▶ **WHAT TO PRODUCE**
Go through the entries below and collect each line with the string "两禁一防" in it.

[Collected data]
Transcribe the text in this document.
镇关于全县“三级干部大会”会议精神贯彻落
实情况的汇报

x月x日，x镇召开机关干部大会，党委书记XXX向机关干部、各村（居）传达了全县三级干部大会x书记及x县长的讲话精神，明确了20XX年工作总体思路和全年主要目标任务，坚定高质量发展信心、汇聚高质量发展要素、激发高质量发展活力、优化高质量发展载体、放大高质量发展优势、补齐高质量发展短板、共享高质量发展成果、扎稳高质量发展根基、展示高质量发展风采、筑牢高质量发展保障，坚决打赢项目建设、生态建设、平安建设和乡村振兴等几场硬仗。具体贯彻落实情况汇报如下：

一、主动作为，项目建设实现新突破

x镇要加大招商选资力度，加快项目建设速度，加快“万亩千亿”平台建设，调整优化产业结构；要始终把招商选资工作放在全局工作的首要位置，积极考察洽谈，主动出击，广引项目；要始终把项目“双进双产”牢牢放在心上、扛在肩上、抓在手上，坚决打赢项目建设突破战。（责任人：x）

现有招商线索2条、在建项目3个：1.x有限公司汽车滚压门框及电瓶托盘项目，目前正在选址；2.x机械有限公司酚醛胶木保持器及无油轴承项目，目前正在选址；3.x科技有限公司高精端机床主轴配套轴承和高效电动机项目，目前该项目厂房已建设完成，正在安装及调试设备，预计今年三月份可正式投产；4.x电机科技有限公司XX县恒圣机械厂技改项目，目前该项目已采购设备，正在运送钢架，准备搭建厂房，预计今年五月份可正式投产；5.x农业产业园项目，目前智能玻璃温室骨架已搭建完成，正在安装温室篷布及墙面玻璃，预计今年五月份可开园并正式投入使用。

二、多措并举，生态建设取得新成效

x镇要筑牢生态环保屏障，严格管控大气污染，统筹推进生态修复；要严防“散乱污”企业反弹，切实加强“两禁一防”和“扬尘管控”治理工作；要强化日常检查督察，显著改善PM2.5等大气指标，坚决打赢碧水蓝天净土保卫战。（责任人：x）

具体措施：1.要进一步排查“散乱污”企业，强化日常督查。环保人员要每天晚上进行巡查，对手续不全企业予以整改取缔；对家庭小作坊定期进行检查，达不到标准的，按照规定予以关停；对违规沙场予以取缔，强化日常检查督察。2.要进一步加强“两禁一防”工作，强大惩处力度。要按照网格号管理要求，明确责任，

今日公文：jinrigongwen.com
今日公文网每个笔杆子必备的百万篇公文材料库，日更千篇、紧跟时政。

▶ **WRITTEN SOLUTION**
x镇要筑牢生态环保屏障，严格管控大气污染，统筹推进生态修复；要严防“散乱污”企业反弹，切实加强“两禁一防”和“扬尘管控”治理工作；要强化日常检查督察，显著改善PM2.5等大气指标，坚决打赢碧水蓝天净土保卫战。（责任人：x）
具体措施：1.要进一步排查“散乱污”企业，强化日常督查。环保人员要每天晚上进行巡查，对手续不全企业予以整改取缔；对家庭小作坊定期进行检查，达不到标准的，按照规定予以关停；对违规沙场予以取缔，强化日常检查督察。2.要进一步加强“两禁一防”工作，强大惩处力度。要按照网格号管理要求，明确责任，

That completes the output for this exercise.